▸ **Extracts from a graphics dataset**
★ ★ ★ ★ ★ ★ ★
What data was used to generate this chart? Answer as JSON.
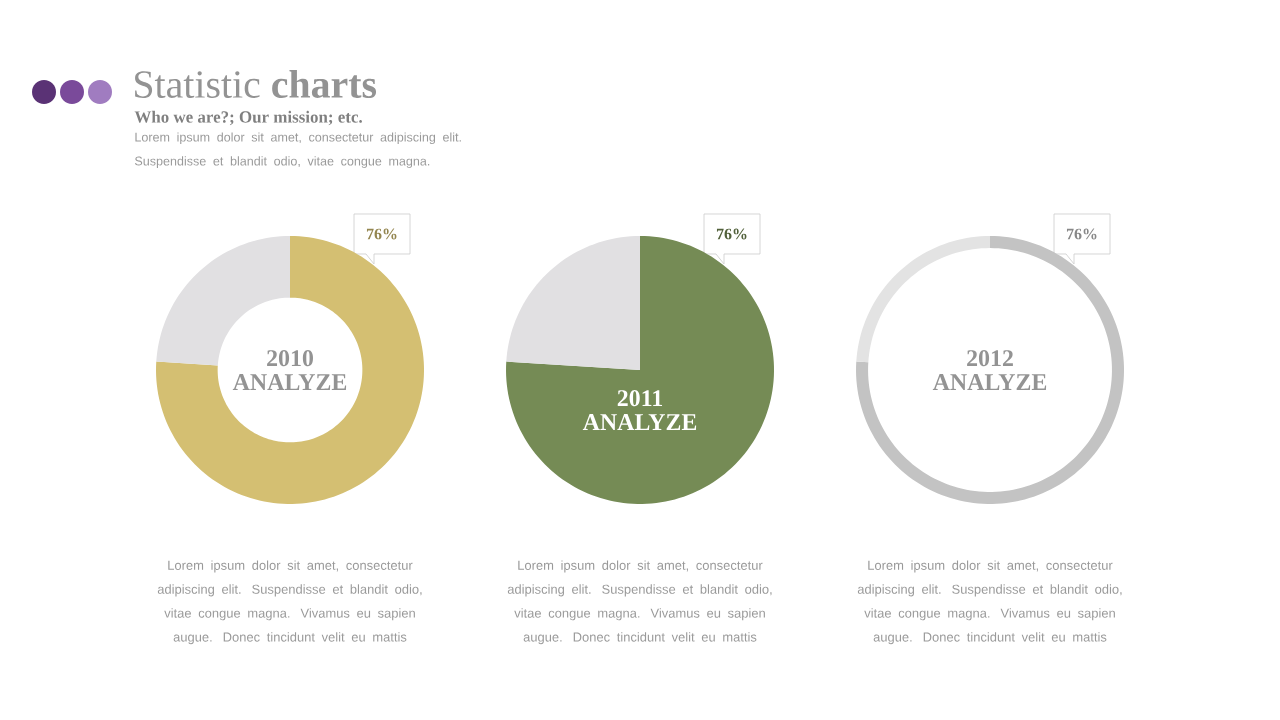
{
  "chart_data": [
    {
      "type": "other",
      "title": "Statistic **charts**",
      "subtitle": "Who we are?; Our mission; etc.",
      "annotations": [
        "Lorem ipsum dolor sit amet, consectetur adipiscing elit. Suspendisse et blandit odio, vitae congue magna."
      ]
    },
    {
      "type": "donut",
      "title": "2010 ANALYZE",
      "categories": [
        null,
        null
      ],
      "values": [
        76,
        24
      ],
      "colors": [
        "#d4bf72",
        "#e1e0e2"
      ],
      "value_labels": [
        "76%",
        null
      ],
      "annotations": [
        "Lorem ipsum dolor sit amet, consectetur adipiscing elit. Suspendisse et blandit odio, vitae congue magna. Vivamus eu sapien augue. Donec tincidunt velit eu mattis"
      ]
    },
    {
      "type": "pie",
      "title": "2011 ANALYZE",
      "categories": [
        null,
        null
      ],
      "values": [
        76,
        24
      ],
      "colors": [
        "#758b55",
        "#e1e0e2"
      ],
      "value_labels": [
        "76%",
        null
      ],
      "annotations": [
        "Lorem ipsum dolor sit amet, consectetur adipiscing elit. Suspendisse et blandit odio, vitae congue magna. Vivamus eu sapien augue. Donec tincidunt velit eu mattis"
      ]
    },
    {
      "type": "donut",
      "title": "2012 ANALYZE",
      "categories": [
        null,
        null
      ],
      "values": [
        76,
        24
      ],
      "colors": [
        "#c3c3c3",
        "#e3e3e3"
      ],
      "value_labels": [
        "76%",
        null
      ],
      "annotations": [
        "Lorem ipsum dolor sit amet, consectetur adipiscing elit. Suspendisse et blandit odio, vitae congue magna. Vivamus eu sapien augue. Donec tincidunt velit eu mattis"
      ]
    }
  ]
}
★ ★ ★ ★ ★ ★ ★
▸ **TASK INSTRUCTIONS**
Transcribe the records above exactly as they appear, leaving out any pictures.

▸ **OUTPUT FOR THIS TASK**
What data was used to generate this chart? Answer as JSON.
{
  "chart_data": [
    {
      "type": "other",
      "title": "Statistic **charts**",
      "subtitle": "Who we are?; Our mission; etc.",
      "annotations": [
        "Lorem ipsum dolor sit amet, consectetur adipiscing elit. Suspendisse et blandit odio, vitae congue magna."
      ]
    },
    {
      "type": "donut",
      "title": "2010 ANALYZE",
      "categories": [
        null,
        null
      ],
      "values": [
        76,
        24
      ],
      "colors": [
        "#d4bf72",
        "#e1e0e2"
      ],
      "value_labels": [
        "76%",
        null
      ],
      "annotations": [
        "Lorem ipsum dolor sit amet, consectetur adipiscing elit. Suspendisse et blandit odio, vitae congue magna. Vivamus eu sapien augue. Donec tincidunt velit eu mattis"
      ]
    },
    {
      "type": "pie",
      "title": "2011 ANALYZE",
      "categories": [
        null,
        null
      ],
      "values": [
        76,
        24
      ],
      "colors": [
        "#758b55",
        "#e1e0e2"
      ],
      "value_labels": [
        "76%",
        null
      ],
      "annotations": [
        "Lorem ipsum dolor sit amet, consectetur adipiscing elit. Suspendisse et blandit odio, vitae congue magna. Vivamus eu sapien augue. Donec tincidunt velit eu mattis"
      ]
    },
    {
      "type": "donut",
      "title": "2012 ANALYZE",
      "categories": [
        null,
        null
      ],
      "values": [
        76,
        24
      ],
      "colors": [
        "#c3c3c3",
        "#e3e3e3"
      ],
      "value_labels": [
        "76%",
        null
      ],
      "annotations": [
        "Lorem ipsum dolor sit amet, consectetur adipiscing elit. Suspendisse et blandit odio, vitae congue magna. Vivamus eu sapien augue. Donec tincidunt velit eu mattis"
      ]
    }
  ]
}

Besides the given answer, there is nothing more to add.